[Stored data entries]
START

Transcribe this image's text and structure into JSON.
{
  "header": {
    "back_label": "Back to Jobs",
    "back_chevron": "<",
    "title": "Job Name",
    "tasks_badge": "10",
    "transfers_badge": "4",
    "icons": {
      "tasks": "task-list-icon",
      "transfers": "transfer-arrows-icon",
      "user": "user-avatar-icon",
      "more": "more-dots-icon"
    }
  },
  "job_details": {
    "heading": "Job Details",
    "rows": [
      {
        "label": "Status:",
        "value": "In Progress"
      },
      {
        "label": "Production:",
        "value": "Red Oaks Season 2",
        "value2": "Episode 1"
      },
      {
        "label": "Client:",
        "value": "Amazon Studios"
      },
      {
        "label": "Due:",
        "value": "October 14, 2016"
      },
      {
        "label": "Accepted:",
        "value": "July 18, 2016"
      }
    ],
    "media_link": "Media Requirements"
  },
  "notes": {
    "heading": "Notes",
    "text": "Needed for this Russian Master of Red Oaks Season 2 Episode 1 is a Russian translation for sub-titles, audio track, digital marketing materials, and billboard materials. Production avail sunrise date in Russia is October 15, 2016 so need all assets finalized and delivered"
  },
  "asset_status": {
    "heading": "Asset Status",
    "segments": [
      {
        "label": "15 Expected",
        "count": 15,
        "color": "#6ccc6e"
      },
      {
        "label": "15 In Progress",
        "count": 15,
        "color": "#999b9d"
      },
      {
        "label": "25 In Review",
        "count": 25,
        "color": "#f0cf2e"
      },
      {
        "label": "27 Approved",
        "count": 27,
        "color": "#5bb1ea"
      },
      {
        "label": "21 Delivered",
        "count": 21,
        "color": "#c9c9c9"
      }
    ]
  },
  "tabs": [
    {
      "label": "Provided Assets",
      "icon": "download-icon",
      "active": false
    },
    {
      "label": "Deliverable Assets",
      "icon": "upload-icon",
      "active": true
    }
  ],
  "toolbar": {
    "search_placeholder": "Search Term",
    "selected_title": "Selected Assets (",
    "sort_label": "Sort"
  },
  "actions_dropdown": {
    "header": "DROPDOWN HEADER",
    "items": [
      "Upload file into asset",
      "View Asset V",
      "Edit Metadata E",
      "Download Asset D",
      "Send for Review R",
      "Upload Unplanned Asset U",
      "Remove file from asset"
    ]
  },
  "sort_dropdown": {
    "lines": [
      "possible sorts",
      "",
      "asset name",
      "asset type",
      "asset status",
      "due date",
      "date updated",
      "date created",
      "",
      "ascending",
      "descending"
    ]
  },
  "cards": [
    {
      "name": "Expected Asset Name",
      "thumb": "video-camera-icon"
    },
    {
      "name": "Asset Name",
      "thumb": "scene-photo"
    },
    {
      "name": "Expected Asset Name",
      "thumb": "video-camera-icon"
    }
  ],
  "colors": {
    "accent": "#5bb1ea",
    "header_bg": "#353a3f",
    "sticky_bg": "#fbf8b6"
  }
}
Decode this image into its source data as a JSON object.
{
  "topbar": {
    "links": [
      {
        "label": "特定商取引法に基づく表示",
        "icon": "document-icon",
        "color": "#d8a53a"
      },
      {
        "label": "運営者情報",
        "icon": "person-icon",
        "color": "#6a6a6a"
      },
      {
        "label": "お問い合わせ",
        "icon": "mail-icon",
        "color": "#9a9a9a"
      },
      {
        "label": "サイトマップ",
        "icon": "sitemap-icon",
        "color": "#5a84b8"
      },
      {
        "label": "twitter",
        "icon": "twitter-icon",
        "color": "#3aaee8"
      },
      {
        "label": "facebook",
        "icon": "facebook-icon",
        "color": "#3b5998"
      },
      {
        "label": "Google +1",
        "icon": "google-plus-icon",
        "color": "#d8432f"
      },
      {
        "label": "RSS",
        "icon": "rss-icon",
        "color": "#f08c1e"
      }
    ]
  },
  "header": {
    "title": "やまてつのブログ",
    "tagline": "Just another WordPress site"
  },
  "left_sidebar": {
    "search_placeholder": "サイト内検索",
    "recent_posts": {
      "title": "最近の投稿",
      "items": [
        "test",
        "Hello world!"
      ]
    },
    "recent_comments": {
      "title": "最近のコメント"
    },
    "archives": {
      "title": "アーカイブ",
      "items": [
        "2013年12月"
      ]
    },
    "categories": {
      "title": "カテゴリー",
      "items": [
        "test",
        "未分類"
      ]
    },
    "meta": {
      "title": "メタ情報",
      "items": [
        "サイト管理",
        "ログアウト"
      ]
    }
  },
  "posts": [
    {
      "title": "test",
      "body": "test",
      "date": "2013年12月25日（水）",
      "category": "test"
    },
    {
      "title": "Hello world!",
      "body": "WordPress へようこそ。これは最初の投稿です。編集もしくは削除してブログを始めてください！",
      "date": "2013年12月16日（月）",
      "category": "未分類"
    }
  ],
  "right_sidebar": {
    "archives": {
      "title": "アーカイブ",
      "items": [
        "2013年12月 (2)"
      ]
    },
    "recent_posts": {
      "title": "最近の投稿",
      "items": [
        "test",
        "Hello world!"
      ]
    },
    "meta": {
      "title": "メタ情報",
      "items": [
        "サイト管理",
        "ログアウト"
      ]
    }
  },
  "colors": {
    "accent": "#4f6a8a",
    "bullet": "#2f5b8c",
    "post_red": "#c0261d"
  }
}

END

▶ _WORK INSTRUCTIONS_:
Read through the lines above and collect those that contain the string "Oaks".

▶ _EXPECTED OUTPUT_:
        "value": "Red Oaks Season 2",
    "text": "Needed for this Russian Master of Red Oaks Season 2 Episode 1 is a Russian translation for sub-titles, audio track, digital marketing materials, and billboard materials. Production avail sunrise date in Russia is October 15, 2016 so need all assets finalized and delivered"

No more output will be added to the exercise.